=== Request ===
Output the material beneath exactly, leaving nothing out.

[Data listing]
----------------------------------------

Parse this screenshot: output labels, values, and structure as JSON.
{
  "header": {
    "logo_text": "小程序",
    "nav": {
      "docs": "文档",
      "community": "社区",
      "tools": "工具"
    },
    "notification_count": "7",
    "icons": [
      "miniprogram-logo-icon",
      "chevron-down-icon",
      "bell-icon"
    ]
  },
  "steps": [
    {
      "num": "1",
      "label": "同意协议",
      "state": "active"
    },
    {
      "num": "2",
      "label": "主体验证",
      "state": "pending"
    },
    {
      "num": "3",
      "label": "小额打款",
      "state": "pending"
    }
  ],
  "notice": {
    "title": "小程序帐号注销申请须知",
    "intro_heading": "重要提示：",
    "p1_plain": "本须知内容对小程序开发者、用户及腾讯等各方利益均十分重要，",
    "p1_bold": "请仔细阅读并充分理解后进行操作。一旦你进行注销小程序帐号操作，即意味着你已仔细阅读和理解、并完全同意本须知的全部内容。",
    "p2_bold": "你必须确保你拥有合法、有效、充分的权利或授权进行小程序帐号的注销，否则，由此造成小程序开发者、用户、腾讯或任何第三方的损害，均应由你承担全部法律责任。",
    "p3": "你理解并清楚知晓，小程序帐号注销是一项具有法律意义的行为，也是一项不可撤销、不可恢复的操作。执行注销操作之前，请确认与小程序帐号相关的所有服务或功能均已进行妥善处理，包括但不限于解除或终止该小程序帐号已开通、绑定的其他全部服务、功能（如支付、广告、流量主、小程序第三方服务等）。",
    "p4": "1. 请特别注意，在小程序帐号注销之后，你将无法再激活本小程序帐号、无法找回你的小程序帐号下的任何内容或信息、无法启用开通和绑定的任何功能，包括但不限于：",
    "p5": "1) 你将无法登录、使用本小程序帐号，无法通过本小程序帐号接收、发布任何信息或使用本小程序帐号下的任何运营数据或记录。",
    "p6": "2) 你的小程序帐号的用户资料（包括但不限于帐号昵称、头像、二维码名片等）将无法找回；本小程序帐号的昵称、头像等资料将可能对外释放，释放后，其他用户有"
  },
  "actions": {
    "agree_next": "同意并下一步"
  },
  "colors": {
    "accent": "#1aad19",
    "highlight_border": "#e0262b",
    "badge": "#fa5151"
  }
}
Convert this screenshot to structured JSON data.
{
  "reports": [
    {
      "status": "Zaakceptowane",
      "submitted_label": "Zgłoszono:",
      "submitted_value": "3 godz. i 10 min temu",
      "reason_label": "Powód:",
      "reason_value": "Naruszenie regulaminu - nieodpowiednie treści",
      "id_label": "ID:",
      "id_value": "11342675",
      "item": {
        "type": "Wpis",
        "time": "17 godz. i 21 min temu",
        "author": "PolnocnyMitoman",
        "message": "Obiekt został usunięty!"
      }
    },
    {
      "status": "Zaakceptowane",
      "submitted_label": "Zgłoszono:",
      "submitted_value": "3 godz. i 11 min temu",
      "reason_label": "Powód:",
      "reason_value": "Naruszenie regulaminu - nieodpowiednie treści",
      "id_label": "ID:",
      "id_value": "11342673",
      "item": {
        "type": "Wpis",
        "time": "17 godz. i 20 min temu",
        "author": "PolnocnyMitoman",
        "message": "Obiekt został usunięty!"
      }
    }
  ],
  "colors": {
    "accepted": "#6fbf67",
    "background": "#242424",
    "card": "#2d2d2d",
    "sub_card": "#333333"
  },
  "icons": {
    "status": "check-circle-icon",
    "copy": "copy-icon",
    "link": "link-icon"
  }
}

----------------------------------------

=== The result ===
Parse this screenshot: output labels, values, and structure as JSON.
{
  "header": {
    "logo_text": "小程序",
    "nav": {
      "docs": "文档",
      "community": "社区",
      "tools": "工具"
    },
    "notification_count": "7",
    "icons": [
      "miniprogram-logo-icon",
      "chevron-down-icon",
      "bell-icon"
    ]
  },
  "steps": [
    {
      "num": "1",
      "label": "同意协议",
      "state": "active"
    },
    {
      "num": "2",
      "label": "主体验证",
      "state": "pending"
    },
    {
      "num": "3",
      "label": "小额打款",
      "state": "pending"
    }
  ],
  "notice": {
    "title": "小程序帐号注销申请须知",
    "intro_heading": "重要提示：",
    "p1_plain": "本须知内容对小程序开发者、用户及腾讯等各方利益均十分重要，",
    "p1_bold": "请仔细阅读并充分理解后进行操作。一旦你进行注销小程序帐号操作，即意味着你已仔细阅读和理解、并完全同意本须知的全部内容。",
    "p2_bold": "你必须确保你拥有合法、有效、充分的权利或授权进行小程序帐号的注销，否则，由此造成小程序开发者、用户、腾讯或任何第三方的损害，均应由你承担全部法律责任。",
    "p3": "你理解并清楚知晓，小程序帐号注销是一项具有法律意义的行为，也是一项不可撤销、不可恢复的操作。执行注销操作之前，请确认与小程序帐号相关的所有服务或功能均已进行妥善处理，包括但不限于解除或终止该小程序帐号已开通、绑定的其他全部服务、功能（如支付、广告、流量主、小程序第三方服务等）。",
    "p4": "1. 请特别注意，在小程序帐号注销之后，你将无法再激活本小程序帐号、无法找回你的小程序帐号下的任何内容或信息、无法启用开通和绑定的任何功能，包括但不限于：",
    "p5": "1) 你将无法登录、使用本小程序帐号，无法通过本小程序帐号接收、发布任何信息或使用本小程序帐号下的任何运营数据或记录。",
    "p6": "2) 你的小程序帐号的用户资料（包括但不限于帐号昵称、头像、二维码名片等）将无法找回；本小程序帐号的昵称、头像等资料将可能对外释放，释放后，其他用户有"
  },
  "actions": {
    "agree_next": "同意并下一步"
  },
  "colors": {
    "accent": "#1aad19",
    "highlight_border": "#e0262b",
    "badge": "#fa5151"
  }
}
Convert this screenshot to structured JSON data.
{
  "reports": [
    {
      "status": "Zaakceptowane",
      "submitted_label": "Zgłoszono:",
      "submitted_value": "3 godz. i 10 min temu",
      "reason_label": "Powód:",
      "reason_value": "Naruszenie regulaminu - nieodpowiednie treści",
      "id_label": "ID:",
      "id_value": "11342675",
      "item": {
        "type": "Wpis",
        "time": "17 godz. i 21 min temu",
        "author": "PolnocnyMitoman",
        "message": "Obiekt został usunięty!"
      }
    },
    {
      "status": "Zaakceptowane",
      "submitted_label": "Zgłoszono:",
      "submitted_value": "3 godz. i 11 min temu",
      "reason_label": "Powód:",
      "reason_value": "Naruszenie regulaminu - nieodpowiednie treści",
      "id_label": "ID:",
      "id_value": "11342673",
      "item": {
        "type": "Wpis",
        "time": "17 godz. i 20 min temu",
        "author": "PolnocnyMitoman",
        "message": "Obiekt został usunięty!"
      }
    }
  ],
  "colors": {
    "accepted": "#6fbf67",
    "background": "#242424",
    "card": "#2d2d2d",
    "sub_card": "#333333"
  },
  "icons": {
    "status": "check-circle-icon",
    "copy": "copy-icon",
    "link": "link-icon"
  }
}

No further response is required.